§ Brief: Filter the records below for the word "статусу". Copy each line that holds it.

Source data
-- begin --

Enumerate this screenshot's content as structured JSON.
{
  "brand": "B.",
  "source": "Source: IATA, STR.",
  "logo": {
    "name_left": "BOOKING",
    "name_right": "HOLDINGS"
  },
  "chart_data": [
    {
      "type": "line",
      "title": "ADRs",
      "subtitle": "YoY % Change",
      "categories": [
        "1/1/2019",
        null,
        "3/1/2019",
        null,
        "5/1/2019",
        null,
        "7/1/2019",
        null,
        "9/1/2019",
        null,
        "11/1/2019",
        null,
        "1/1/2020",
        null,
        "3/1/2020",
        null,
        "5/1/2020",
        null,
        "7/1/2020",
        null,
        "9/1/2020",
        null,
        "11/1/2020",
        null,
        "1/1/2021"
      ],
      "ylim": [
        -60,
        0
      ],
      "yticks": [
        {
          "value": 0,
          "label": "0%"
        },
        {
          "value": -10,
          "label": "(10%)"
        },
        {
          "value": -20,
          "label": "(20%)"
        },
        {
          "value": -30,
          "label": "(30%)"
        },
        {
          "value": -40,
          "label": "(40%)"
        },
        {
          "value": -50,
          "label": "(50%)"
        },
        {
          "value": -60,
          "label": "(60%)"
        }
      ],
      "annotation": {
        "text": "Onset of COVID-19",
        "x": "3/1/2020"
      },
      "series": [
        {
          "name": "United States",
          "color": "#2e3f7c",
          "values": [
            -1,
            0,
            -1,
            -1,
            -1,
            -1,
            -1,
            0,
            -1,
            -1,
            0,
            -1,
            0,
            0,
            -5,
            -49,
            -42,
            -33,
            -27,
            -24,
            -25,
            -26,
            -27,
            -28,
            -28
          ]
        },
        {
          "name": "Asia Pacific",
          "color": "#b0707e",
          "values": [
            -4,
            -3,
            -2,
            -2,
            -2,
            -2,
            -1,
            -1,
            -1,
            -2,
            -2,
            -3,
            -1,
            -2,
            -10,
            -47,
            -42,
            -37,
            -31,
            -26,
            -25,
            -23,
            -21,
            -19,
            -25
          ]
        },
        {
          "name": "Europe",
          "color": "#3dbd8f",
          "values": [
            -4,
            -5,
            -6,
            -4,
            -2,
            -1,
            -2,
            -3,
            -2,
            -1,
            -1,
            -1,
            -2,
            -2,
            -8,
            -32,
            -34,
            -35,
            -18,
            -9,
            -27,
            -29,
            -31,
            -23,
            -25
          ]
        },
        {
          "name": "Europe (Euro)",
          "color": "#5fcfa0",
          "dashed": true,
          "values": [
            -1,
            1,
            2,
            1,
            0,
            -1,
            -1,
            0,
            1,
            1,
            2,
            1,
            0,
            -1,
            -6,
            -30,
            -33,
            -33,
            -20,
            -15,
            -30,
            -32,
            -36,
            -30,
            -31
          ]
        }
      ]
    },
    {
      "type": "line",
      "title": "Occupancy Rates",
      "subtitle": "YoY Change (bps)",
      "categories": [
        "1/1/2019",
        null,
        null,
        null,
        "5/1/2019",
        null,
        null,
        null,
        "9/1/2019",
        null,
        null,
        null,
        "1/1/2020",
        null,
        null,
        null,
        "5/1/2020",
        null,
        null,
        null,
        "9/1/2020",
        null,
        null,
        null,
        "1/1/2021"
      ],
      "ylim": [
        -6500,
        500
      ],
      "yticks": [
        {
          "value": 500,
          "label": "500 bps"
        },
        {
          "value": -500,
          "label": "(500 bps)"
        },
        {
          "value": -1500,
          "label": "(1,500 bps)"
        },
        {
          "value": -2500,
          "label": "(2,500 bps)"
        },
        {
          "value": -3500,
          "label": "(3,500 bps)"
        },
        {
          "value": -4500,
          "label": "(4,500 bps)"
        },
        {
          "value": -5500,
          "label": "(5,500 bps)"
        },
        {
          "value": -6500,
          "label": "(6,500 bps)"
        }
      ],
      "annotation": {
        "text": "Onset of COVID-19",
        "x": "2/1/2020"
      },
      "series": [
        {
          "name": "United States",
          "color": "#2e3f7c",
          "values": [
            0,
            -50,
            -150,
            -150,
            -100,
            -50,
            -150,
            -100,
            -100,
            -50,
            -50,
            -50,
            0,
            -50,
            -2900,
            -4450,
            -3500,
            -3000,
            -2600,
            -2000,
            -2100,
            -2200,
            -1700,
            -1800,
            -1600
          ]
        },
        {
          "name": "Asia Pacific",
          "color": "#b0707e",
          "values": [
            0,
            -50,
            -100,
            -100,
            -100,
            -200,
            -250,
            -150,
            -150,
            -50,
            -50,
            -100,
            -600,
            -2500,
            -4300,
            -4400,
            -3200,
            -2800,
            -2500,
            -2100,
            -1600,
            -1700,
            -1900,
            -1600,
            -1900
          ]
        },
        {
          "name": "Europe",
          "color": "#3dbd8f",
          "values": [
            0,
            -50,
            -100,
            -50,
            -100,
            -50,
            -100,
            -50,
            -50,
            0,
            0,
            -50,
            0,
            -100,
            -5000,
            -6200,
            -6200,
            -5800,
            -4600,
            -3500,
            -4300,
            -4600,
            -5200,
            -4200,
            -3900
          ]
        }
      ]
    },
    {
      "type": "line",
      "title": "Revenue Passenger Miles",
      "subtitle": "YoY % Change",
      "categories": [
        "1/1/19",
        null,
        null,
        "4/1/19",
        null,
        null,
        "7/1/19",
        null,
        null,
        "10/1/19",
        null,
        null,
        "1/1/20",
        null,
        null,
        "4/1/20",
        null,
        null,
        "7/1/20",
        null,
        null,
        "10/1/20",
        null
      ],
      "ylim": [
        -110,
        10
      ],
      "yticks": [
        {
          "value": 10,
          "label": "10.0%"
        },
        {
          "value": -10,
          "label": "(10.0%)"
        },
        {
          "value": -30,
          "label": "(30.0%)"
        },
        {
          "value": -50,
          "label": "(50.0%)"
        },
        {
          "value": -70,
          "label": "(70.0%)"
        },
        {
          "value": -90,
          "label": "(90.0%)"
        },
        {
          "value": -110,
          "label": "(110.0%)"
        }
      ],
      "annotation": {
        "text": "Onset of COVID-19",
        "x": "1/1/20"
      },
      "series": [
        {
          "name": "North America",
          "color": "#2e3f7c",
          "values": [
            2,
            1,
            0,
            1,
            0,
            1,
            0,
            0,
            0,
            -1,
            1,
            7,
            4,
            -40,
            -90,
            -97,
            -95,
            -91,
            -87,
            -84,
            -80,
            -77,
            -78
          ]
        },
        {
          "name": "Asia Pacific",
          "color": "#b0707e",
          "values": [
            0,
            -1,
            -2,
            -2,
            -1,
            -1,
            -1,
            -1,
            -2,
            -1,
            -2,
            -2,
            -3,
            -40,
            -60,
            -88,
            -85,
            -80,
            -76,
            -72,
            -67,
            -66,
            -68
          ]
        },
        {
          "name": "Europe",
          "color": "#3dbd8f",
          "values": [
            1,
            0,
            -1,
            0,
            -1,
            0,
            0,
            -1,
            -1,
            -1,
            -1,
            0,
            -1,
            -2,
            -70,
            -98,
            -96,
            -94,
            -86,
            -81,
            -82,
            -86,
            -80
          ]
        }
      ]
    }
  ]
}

-- end --
-- begin --

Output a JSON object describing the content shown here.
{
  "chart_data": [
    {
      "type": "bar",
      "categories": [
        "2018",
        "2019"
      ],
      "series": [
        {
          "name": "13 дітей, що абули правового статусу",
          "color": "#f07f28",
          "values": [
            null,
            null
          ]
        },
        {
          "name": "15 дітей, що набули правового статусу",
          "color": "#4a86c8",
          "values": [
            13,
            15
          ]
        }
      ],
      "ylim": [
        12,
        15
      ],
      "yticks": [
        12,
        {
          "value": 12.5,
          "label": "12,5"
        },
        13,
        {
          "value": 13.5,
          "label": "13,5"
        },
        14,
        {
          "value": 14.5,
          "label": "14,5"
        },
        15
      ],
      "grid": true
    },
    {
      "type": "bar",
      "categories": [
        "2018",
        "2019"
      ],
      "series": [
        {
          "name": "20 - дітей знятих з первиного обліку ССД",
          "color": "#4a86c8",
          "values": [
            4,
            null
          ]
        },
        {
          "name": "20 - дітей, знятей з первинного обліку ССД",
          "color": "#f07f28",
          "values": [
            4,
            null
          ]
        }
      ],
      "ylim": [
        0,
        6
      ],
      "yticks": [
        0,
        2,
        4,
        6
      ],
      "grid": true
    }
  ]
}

-- end --
-- begin --

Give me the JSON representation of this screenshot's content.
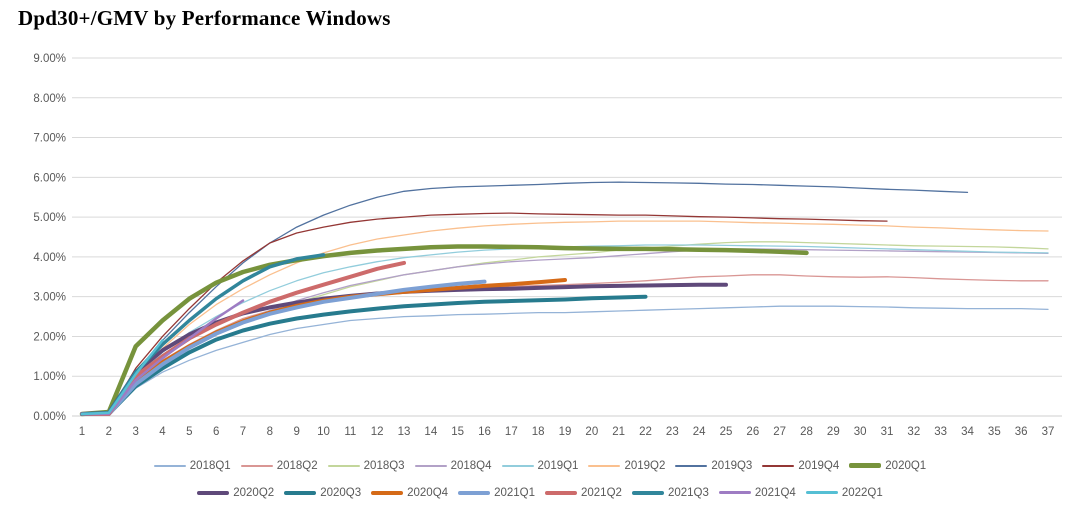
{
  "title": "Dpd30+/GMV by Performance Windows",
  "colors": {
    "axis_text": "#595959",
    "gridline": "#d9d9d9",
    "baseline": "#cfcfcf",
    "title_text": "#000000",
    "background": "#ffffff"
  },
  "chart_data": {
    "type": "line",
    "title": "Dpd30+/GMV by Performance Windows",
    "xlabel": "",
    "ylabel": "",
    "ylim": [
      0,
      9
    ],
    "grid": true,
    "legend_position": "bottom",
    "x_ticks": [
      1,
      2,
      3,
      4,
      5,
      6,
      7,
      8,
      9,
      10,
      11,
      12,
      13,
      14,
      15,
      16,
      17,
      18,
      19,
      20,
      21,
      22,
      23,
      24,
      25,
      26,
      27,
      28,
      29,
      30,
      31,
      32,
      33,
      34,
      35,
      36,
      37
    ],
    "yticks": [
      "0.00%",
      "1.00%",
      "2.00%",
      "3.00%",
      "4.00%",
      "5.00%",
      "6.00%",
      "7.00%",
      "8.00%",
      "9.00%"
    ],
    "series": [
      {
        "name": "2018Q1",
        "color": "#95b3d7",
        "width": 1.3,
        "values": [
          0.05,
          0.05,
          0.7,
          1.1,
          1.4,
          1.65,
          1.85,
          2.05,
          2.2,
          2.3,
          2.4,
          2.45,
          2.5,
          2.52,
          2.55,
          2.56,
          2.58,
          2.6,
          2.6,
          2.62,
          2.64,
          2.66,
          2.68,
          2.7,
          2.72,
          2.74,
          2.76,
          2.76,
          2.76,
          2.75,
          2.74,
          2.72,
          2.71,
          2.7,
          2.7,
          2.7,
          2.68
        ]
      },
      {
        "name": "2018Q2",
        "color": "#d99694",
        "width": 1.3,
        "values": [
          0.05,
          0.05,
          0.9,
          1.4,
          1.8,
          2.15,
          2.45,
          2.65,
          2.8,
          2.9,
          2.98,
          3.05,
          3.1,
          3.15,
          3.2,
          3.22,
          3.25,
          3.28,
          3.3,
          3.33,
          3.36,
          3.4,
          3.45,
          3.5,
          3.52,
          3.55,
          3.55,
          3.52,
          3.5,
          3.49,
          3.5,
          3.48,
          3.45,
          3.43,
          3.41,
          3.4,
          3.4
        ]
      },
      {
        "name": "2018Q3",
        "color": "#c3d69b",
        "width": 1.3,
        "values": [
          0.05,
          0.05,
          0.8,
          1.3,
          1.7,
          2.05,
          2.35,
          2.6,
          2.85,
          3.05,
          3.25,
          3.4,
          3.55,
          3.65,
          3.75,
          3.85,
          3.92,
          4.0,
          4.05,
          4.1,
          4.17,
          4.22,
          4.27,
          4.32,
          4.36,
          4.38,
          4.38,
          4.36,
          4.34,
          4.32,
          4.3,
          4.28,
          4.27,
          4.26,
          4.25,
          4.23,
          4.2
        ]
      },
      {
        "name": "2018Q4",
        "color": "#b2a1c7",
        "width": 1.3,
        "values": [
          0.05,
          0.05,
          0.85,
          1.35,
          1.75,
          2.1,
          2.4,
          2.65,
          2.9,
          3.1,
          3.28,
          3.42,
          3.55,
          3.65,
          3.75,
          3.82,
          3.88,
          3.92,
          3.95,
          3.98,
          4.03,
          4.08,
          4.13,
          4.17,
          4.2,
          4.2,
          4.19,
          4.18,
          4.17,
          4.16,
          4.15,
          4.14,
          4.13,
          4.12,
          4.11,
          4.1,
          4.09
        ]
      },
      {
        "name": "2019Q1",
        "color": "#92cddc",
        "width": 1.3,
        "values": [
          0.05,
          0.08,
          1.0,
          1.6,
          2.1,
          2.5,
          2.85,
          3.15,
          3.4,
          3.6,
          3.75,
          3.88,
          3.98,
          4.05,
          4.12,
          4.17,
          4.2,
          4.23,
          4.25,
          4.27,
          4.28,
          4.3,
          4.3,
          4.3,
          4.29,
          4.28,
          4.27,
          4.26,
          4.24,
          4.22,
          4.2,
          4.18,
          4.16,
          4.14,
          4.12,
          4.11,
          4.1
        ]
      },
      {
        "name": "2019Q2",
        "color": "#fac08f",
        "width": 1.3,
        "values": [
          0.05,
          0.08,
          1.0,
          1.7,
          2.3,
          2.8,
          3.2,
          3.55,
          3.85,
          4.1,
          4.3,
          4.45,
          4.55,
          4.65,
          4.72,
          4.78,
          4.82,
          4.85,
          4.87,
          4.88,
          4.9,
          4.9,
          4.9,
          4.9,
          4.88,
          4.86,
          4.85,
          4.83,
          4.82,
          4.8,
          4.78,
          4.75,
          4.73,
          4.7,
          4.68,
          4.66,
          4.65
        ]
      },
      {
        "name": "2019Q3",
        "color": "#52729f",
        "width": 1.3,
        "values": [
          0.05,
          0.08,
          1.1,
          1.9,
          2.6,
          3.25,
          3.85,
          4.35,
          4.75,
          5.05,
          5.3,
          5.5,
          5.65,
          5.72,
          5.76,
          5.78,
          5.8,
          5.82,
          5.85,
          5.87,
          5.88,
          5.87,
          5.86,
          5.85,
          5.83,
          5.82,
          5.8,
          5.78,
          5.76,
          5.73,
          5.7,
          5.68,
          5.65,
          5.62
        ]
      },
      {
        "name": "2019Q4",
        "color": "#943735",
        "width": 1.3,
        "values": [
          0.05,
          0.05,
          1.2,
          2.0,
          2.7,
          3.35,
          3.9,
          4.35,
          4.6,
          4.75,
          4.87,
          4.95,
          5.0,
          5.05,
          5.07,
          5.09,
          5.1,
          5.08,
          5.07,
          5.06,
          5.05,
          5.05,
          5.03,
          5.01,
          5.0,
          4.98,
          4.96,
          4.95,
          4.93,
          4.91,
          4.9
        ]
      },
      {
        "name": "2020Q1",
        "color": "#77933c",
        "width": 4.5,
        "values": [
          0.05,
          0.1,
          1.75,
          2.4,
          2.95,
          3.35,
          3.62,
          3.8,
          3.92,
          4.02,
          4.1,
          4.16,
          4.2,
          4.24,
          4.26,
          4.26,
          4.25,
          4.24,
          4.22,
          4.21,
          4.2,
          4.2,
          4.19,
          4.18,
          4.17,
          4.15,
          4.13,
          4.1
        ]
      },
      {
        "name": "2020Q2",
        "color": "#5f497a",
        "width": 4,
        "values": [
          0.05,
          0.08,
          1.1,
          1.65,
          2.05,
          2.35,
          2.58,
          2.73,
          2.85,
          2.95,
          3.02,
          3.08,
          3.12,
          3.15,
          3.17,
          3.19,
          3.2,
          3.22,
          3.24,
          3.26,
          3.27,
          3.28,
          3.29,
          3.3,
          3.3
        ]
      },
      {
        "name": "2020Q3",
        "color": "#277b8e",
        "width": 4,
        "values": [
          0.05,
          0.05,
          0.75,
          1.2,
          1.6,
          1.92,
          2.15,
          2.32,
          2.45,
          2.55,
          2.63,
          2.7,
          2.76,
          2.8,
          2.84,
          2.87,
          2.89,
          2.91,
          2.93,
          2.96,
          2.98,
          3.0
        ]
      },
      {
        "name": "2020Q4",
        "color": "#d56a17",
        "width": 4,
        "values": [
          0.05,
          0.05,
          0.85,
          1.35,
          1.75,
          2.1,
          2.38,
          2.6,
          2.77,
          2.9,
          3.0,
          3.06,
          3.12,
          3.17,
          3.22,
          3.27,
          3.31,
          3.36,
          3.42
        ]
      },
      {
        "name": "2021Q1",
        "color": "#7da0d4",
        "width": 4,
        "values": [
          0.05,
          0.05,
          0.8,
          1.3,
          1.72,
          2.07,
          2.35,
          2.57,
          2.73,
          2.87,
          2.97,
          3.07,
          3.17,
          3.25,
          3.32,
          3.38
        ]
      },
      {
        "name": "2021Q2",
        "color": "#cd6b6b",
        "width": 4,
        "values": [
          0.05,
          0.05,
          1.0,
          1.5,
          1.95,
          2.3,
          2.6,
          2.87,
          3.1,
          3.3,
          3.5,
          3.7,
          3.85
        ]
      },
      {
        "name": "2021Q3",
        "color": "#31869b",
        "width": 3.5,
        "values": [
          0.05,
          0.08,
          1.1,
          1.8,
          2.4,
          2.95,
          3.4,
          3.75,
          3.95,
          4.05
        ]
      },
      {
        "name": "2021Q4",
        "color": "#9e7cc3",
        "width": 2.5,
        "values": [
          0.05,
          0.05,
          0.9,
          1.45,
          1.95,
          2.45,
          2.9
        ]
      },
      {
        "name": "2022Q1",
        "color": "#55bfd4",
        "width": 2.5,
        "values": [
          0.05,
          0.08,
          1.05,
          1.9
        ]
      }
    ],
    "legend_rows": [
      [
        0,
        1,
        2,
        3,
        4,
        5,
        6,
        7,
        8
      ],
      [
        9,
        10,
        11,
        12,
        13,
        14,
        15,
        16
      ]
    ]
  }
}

-- end --

§ Task solution:
          "name": "13 дітей, що абули правового статусу",
          "name": "15 дітей, що набули правового статусу",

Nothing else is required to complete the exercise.